** Begin RECORDS SHOWN **
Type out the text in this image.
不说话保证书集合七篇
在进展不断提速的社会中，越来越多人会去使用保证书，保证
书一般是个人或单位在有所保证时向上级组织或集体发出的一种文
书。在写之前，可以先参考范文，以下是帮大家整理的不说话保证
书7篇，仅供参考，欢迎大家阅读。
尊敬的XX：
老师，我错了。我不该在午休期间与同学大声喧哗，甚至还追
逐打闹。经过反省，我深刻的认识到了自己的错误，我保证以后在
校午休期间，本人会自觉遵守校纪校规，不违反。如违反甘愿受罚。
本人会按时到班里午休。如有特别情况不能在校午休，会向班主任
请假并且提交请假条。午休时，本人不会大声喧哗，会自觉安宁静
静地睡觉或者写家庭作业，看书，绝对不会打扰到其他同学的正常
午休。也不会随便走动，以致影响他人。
** End RECORDS SHOWN **
** Begin RECORDS SHOWN **
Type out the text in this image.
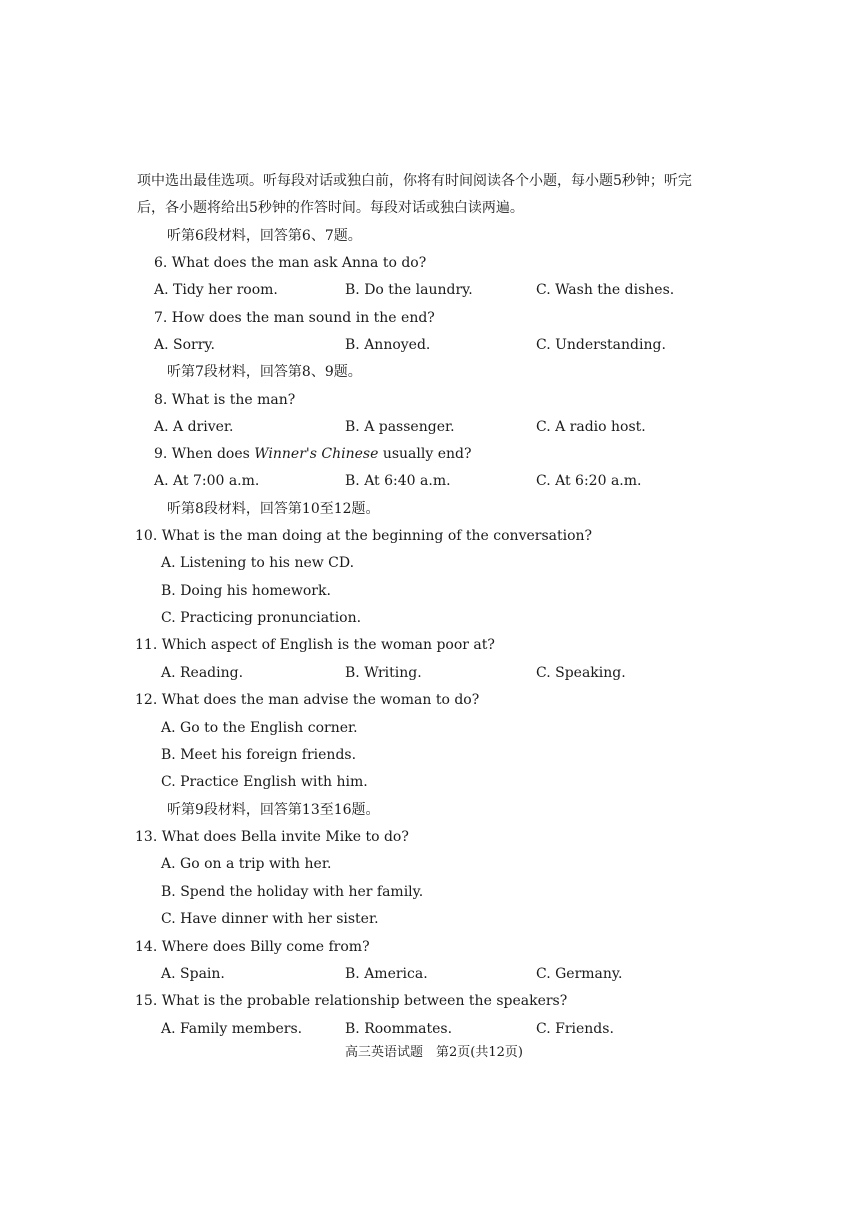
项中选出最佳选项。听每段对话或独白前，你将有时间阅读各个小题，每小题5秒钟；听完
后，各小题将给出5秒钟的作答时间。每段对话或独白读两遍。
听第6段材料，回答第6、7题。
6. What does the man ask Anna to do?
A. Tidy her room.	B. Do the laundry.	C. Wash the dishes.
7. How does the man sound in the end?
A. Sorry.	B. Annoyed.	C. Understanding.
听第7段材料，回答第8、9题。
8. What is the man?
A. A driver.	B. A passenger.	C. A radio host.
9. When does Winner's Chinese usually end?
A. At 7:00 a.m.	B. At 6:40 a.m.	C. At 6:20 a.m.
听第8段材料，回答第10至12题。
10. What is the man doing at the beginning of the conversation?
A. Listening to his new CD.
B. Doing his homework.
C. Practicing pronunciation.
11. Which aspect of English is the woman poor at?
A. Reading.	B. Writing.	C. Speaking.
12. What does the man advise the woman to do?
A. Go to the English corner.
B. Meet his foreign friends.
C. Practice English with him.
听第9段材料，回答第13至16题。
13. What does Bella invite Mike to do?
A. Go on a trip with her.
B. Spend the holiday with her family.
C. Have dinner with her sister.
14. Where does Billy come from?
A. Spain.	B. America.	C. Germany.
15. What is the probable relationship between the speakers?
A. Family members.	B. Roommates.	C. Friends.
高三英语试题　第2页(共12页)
** End RECORDS SHOWN **
** Begin RECORDS SHOWN **
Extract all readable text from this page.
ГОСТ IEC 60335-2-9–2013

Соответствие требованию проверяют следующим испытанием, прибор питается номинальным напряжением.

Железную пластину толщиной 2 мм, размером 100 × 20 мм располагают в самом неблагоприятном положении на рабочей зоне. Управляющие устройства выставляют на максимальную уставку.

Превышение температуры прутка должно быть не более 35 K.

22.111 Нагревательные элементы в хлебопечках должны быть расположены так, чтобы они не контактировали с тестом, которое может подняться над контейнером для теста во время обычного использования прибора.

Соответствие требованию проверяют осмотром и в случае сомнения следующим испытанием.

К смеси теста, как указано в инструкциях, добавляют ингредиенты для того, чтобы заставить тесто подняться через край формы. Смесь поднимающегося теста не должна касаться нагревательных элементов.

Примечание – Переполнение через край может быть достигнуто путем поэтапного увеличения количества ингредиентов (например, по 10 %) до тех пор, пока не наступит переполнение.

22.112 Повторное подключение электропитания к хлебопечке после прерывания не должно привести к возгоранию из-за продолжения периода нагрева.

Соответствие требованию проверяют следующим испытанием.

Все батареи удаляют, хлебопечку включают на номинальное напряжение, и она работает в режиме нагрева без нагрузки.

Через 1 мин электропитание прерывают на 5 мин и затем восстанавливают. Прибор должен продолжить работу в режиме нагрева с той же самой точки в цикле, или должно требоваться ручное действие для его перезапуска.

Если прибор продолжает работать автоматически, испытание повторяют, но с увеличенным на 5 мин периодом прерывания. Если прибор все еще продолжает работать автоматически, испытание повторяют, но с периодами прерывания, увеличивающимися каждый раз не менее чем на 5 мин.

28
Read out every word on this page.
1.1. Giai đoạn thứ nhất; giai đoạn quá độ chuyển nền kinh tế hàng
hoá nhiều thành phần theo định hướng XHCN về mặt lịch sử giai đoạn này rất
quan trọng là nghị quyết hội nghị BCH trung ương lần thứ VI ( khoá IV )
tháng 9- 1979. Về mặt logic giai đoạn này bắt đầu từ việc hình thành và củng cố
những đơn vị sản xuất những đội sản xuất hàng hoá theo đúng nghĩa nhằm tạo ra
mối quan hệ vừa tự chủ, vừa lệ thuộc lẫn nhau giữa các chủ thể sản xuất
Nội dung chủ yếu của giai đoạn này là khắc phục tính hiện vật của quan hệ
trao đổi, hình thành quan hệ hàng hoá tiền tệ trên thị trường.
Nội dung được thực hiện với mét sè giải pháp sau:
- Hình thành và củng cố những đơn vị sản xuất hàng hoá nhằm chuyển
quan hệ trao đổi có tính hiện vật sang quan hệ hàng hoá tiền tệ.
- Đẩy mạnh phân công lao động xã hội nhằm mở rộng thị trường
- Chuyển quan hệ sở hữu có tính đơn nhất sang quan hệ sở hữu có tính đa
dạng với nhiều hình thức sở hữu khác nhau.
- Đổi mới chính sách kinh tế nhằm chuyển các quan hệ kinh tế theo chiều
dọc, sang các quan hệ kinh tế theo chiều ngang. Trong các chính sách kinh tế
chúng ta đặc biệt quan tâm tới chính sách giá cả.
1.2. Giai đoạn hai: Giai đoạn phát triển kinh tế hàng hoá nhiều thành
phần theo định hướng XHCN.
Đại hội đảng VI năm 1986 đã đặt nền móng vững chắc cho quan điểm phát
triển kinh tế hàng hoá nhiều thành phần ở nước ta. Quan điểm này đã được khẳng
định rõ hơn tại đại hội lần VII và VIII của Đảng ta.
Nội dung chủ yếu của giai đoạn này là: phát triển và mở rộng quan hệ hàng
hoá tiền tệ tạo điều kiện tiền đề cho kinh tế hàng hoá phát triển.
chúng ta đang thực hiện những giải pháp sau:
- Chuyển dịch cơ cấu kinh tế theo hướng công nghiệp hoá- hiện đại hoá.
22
** End RECORDS SHOWN **
Search the lines for the string "xuất" and copy every line that has it.

* _OUTPUT BELOW_
những đơn vị sản xuất những đội sản xuất hàng hoá theo đúng nghĩa nhằm tạo ra
mối quan hệ vừa tự chủ, vừa lệ thuộc lẫn nhau giữa các chủ thể sản xuất
- Hình thành và củng cố những đơn vị sản xuất hàng hoá nhằm chuyển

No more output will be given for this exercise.